===== PASSAGE EXTRAIT

La sonorité de ce premier piano était d'ailleurs comparable à celle des clavecins de l'époque, en moins brillant et en moins puissant. L'évolution de la facture explique l'incroyable différence de sonorité qui existe entre l'instrument de Cristofori et le piano moderne. Tout, depuis cette origine, a changé : le nombre de cordes par note, le diamètre et la tension de celles-ci, la taille et la texture des marteaux, le type et l'ambitus de la mécanique, le couplage entre les cordes et la table d'harmonie, etc. Les exigences des compositeurs ont finalement permis à la facture d'évoluer et d'aboutir à l'instrument fiable que nous connaissons aujourd'hui et qui possède une sonorité bien à lui.

==========
===== LIGNES

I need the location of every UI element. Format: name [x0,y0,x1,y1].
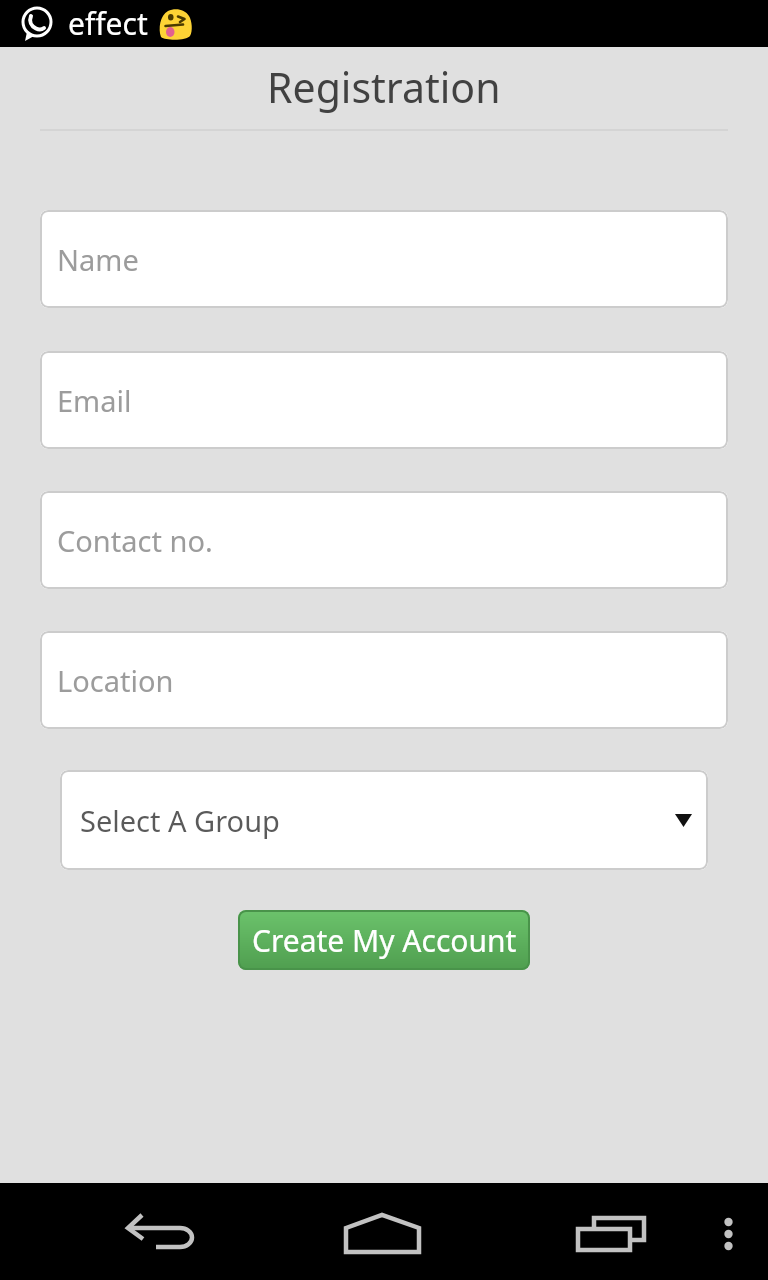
button[interactable]: Location [40,631,728,729]
button[interactable]: Name [40,210,728,308]
button[interactable]: Create My Account [238,910,530,970]
staticText: Create My Account [252,920,517,961]
staticText: Contact no. [57,521,213,560]
staticText: effect [68,3,148,44]
button[interactable]: Select A Group [60,770,708,870]
button[interactable]: Contact no. [40,491,728,589]
staticText: Registration [267,59,501,115]
button[interactable] [712,1217,746,1249]
button[interactable] [572,1211,650,1255]
staticText: Select A Group [80,801,280,840]
staticText: Name [57,240,139,279]
staticText: Location [57,661,174,700]
button[interactable] [344,1213,424,1255]
button[interactable] [122,1211,198,1255]
staticText: Email [57,381,132,420]
button[interactable]: Email [40,351,728,449]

==========

- CONSIGNE A -
Selon le texte sur l'évolution du piano, à quels instruments la sonorité du premier piano était-elle comparable ?
- CONSIGNE B -
Recopiez s'il vous plaît le texte sur l'évolution du piano depuis « La sonorité de » jusqu'à « bien à lui. » inclus.
- CONSIGNE C -
Prolongez le texte sur l'évolution du piano en reprenant après sa dernière phrase.

- RÉPONSE RÉDIGÉE A -
Aux clavecins de l'époque, en moins brillant et en moins puissant.

- RÉPONSE RÉDIGÉE B -
La sonorité de ce premier piano était d'ailleurs comparable à celle des clavecins de l'époque, en moins brillant et en moins puissant. L'évolution de la facture explique l'incroyable différence de sonorité qui existe entre l'instrument de Cristofori et le piano moderne. Tout, depuis cette origine, a changé : le nombre de cordes par note, le diamètre et la tension de celles-ci, la taille et la texture des marteaux, le type et l'ambitus de la mécanique, le couplage entre les cordes et la table d'harmonie, etc. Les exigences des compositeurs ont finalement permis à la facture d'évoluer et d'aboutir à l'instrument fiable que nous connaissons aujourd'hui et qui possède une sonorité bien à lui.

- RÉPONSE RÉDIGÉE C -
Les oubliés de l'histoire

Les améliorations qui vinrent successivement transformer le piano affectèrent tour à tour sa mécanique, sa sonorité, sa forme et tout ce qui, d'une manière générale, était de nature à optimiser les capacités techniques et sonores de l'instrument. A considérer la suite des améliorations proposées, on peut d'ailleurs s'interroger sur la primauté que certaines innovations eurent sur d'autres, qui pouvaient pourtant paraître tout aussi bonnes, quand elles n'étaient pas meilleures. Quoique finalement adoptées, certaines améliorations mirent quant à elles plusieurs décennies parfois à s'imposer. Ainsi de la troisième pédale, dite « sostenuto » : présentée à l'exposition parisienne de 1844 par le facteur marseillais Boisselot, elle ne suscita aucun intérêt et disparut. Ressuscitée en 1874 par la firme Steinway, elle dut attendre encore plus de trente ans avant de trouver sa première utilisation musicale avec les Trois Pièces op. 11 d'Arnold Schoenberg (1909). Elle est aujourd'hui couramment utilisée par les compositeurs.

L'utilisation du métal, introduite au début du XIXe siècle pour fortifier le cadre soumis à une tension des cordes toujours plus importante, eut elle aussi quelques difficultés à se faire admettre. Le métal étant identifié aux armes, c'est-à-dire à la guerre et la mort, il fut immédiatement l'objet de violentes réactions de rejet. Il fallut donc du temps pour que les avantages évidents de cette amélioration parviennent peu à peu à s'imposer.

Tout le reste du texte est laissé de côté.